**YOUR OBJECTIVE**:
Write out each record again exactly as it stands.

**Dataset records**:
******

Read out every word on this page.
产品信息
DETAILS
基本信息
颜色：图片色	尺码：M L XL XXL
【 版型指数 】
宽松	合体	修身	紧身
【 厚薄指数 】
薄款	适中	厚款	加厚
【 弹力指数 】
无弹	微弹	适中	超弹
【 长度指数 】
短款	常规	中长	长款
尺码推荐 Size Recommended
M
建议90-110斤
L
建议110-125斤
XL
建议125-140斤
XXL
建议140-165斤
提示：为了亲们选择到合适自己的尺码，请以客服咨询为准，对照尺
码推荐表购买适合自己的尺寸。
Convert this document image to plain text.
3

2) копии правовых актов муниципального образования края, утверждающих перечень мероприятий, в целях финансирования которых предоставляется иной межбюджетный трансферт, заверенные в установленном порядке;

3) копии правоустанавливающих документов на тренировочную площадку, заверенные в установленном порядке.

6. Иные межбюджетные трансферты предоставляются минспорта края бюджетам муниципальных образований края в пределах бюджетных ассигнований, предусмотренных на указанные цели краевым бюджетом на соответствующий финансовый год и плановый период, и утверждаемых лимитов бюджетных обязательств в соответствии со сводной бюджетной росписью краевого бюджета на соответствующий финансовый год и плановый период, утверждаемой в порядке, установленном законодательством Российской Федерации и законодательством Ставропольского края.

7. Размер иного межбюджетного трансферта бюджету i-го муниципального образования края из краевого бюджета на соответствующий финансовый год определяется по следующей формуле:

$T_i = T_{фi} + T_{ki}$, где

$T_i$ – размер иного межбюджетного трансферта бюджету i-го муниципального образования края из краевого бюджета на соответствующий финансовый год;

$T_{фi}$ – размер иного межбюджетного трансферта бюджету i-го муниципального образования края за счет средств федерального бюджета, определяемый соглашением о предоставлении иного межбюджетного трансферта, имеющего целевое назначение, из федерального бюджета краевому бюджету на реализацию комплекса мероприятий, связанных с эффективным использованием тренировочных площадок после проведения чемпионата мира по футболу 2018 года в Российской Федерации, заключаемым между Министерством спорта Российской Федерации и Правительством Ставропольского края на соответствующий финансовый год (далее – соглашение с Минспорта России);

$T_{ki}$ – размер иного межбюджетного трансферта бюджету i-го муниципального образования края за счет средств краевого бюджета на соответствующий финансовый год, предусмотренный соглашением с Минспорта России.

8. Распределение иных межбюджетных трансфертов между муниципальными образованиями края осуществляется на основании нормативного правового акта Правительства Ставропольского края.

******

**CORRECT OUTPUT**:
Read out every word on this page.
产品信息
DETAILS
基本信息
颜色：图片色	尺码：M L XL XXL
【 版型指数 】
宽松	合体	修身	紧身
【 厚薄指数 】
薄款	适中	厚款	加厚
【 弹力指数 】
无弹	微弹	适中	超弹
【 长度指数 】
短款	常规	中长	长款
尺码推荐 Size Recommended
M
建议90-110斤
L
建议110-125斤
XL
建议125-140斤
XXL
建议140-165斤
提示：为了亲们选择到合适自己的尺码，请以客服咨询为准，对照尺
码推荐表购买适合自己的尺寸。
Convert this document image to plain text.
3

2) копии правовых актов муниципального образования края, утверждающих перечень мероприятий, в целях финансирования которых предоставляется иной межбюджетный трансферт, заверенные в установленном порядке;

3) копии правоустанавливающих документов на тренировочную площадку, заверенные в установленном порядке.

6. Иные межбюджетные трансферты предоставляются минспорта края бюджетам муниципальных образований края в пределах бюджетных ассигнований, предусмотренных на указанные цели краевым бюджетом на соответствующий финансовый год и плановый период, и утверждаемых лимитов бюджетных обязательств в соответствии со сводной бюджетной росписью краевого бюджета на соответствующий финансовый год и плановый период, утверждаемой в порядке, установленном законодательством Российской Федерации и законодательством Ставропольского края.

7. Размер иного межбюджетного трансферта бюджету i-го муниципального образования края из краевого бюджета на соответствующий финансовый год определяется по следующей формуле:

$T_i = T_{фi} + T_{ki}$, где

$T_i$ – размер иного межбюджетного трансферта бюджету i-го муниципального образования края из краевого бюджета на соответствующий финансовый год;

$T_{фi}$ – размер иного межбюджетного трансферта бюджету i-го муниципального образования края за счет средств федерального бюджета, определяемый соглашением о предоставлении иного межбюджетного трансферта, имеющего целевое назначение, из федерального бюджета краевому бюджету на реализацию комплекса мероприятий, связанных с эффективным использованием тренировочных площадок после проведения чемпионата мира по футболу 2018 года в Российской Федерации, заключаемым между Министерством спорта Российской Федерации и Правительством Ставропольского края на соответствующий финансовый год (далее – соглашение с Минспорта России);

$T_{ki}$ – размер иного межбюджетного трансферта бюджету i-го муниципального образования края за счет средств краевого бюджета на соответствующий финансовый год, предусмотренный соглашением с Минспорта России.

8. Распределение иных межбюджетных трансфертов между муниципальными образованиями края осуществляется на основании нормативного правового акта Правительства Ставропольского края.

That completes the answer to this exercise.